Work to be completed
Find each line in the following listing that has the string "documents", then state the count and nothing else.

Dataset excerpts
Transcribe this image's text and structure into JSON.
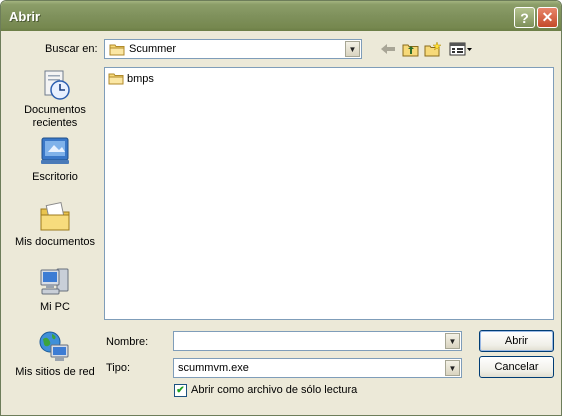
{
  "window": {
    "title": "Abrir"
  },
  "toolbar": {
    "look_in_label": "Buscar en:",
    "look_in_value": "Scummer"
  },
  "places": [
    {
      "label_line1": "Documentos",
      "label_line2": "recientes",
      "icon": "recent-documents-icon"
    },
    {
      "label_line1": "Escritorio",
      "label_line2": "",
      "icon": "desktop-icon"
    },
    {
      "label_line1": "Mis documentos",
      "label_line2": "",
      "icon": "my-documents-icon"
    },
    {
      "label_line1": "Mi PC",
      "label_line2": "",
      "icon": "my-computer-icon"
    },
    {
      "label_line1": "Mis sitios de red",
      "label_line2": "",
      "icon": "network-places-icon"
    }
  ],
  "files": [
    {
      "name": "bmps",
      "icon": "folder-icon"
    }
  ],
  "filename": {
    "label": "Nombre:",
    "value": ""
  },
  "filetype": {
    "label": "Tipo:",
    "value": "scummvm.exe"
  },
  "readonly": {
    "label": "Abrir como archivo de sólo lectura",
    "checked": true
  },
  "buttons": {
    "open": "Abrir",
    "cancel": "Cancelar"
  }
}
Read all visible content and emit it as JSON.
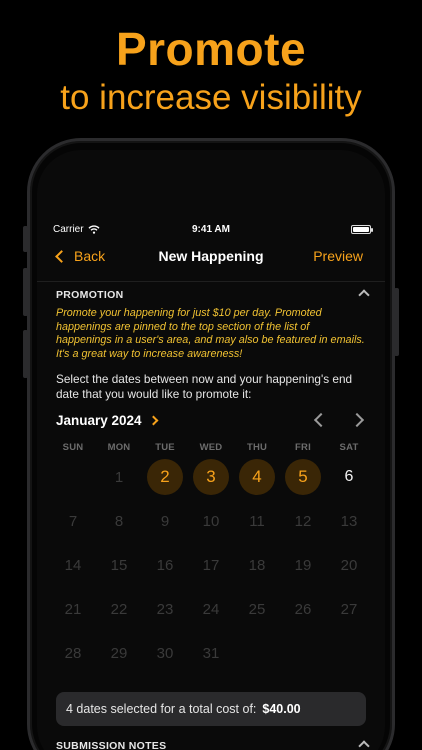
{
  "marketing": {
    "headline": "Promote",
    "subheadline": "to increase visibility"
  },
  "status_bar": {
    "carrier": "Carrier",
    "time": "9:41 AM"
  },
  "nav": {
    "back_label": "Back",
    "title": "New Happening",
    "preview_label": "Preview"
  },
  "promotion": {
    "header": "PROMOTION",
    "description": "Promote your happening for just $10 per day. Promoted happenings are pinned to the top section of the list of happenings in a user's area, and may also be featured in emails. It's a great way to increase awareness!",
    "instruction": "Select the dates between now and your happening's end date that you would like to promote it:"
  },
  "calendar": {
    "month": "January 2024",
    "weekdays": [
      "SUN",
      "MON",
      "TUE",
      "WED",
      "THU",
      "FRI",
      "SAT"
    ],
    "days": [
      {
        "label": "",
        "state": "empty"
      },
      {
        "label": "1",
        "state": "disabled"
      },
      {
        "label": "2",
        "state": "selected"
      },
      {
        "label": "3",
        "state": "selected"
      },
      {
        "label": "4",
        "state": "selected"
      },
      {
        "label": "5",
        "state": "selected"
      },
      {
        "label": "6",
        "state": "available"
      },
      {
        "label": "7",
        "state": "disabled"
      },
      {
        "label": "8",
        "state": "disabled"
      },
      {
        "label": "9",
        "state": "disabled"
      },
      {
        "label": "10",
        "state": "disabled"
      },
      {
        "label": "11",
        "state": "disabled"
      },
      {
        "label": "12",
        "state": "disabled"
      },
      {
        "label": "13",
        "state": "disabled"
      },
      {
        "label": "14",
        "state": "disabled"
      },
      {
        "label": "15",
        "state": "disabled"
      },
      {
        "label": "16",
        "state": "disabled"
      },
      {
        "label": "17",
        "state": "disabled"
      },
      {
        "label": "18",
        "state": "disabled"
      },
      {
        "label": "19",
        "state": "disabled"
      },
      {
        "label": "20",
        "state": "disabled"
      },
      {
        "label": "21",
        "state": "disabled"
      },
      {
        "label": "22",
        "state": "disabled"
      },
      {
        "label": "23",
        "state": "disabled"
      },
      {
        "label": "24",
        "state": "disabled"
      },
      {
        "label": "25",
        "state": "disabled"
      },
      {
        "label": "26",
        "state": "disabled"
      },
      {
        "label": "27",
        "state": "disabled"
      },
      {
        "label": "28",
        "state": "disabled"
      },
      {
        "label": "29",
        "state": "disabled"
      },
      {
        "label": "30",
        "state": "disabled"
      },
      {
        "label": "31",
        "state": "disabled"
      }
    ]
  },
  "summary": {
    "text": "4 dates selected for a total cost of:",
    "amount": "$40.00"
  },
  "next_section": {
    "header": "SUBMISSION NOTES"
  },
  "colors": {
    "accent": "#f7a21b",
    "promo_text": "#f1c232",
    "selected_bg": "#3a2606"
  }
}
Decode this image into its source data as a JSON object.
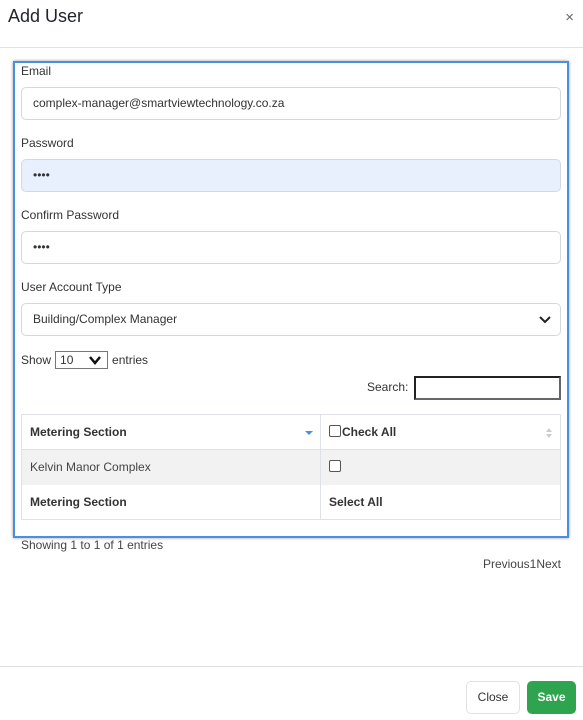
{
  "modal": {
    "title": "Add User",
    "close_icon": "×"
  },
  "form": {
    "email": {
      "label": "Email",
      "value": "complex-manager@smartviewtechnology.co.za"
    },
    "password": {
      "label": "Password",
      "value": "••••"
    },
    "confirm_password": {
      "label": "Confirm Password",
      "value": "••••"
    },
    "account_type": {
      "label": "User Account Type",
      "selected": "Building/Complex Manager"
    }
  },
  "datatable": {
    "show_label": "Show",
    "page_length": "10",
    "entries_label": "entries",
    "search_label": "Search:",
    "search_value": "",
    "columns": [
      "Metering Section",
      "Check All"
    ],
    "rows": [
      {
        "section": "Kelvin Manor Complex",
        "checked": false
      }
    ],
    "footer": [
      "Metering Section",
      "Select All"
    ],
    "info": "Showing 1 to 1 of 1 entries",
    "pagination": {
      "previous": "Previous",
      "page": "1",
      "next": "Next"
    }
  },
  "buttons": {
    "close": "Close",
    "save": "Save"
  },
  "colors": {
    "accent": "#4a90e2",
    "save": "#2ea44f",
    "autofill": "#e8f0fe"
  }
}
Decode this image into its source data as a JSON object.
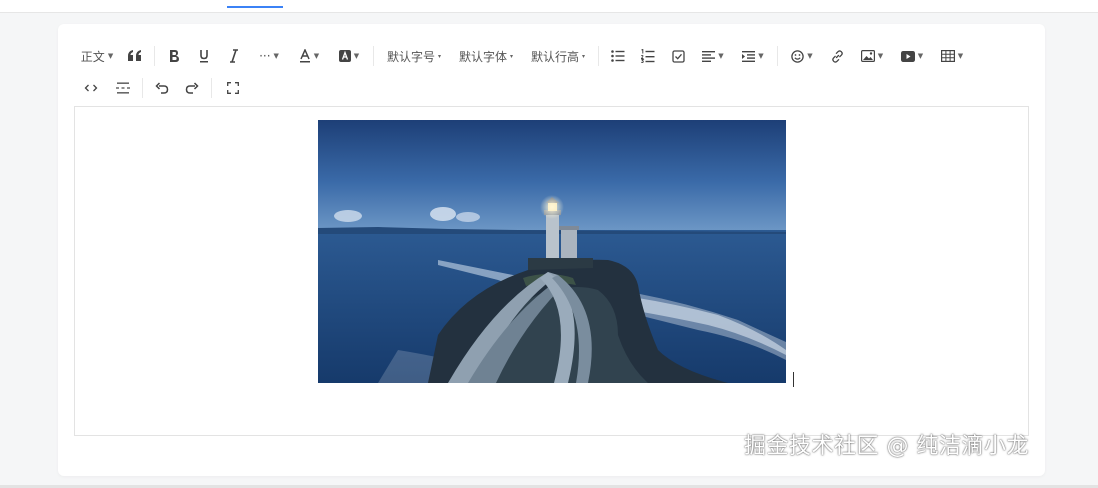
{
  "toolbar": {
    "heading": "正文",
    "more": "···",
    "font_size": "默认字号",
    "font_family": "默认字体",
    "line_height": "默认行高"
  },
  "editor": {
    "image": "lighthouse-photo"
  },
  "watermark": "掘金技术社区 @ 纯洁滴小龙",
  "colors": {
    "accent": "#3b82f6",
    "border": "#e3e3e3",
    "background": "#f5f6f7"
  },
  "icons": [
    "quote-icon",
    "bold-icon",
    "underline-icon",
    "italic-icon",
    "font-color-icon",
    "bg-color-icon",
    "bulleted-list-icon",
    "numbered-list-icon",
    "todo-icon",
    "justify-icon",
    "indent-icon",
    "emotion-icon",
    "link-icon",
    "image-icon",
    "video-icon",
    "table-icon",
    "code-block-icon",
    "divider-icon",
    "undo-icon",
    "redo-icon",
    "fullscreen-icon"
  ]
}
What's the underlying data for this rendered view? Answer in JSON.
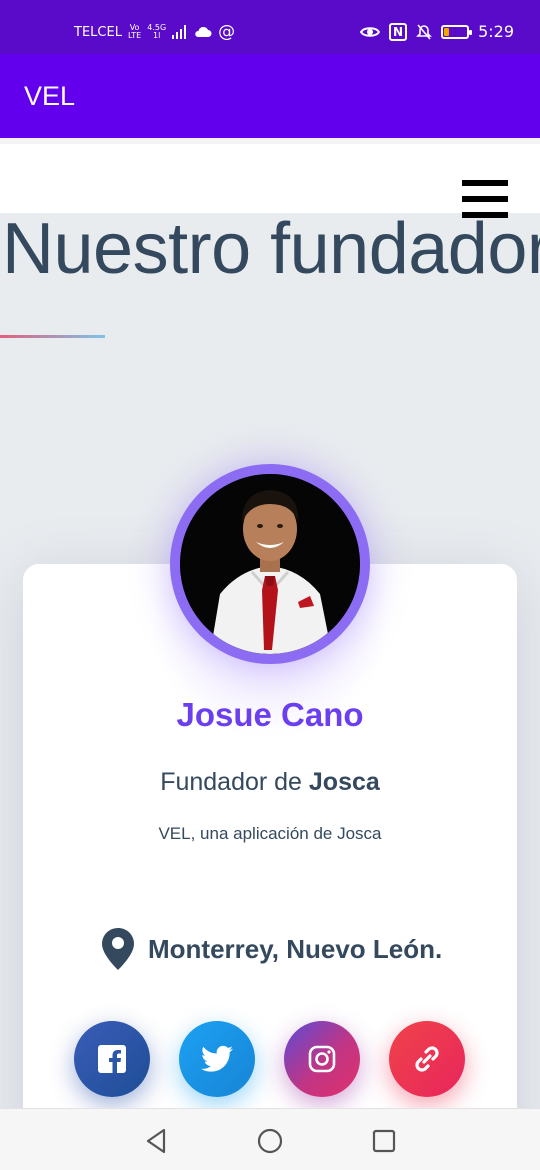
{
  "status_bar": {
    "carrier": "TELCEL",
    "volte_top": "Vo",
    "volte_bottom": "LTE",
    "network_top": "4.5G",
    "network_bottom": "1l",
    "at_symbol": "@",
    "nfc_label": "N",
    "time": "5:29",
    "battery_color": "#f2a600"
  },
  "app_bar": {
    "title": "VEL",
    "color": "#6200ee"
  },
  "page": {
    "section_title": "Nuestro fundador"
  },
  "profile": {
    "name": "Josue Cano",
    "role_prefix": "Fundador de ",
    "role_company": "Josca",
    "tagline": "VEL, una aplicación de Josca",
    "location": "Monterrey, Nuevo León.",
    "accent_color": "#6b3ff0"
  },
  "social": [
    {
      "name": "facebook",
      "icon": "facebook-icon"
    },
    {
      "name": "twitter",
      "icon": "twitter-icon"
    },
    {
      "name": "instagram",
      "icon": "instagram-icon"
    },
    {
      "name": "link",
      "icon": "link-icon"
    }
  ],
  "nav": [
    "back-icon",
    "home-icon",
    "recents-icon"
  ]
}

Problem solution
2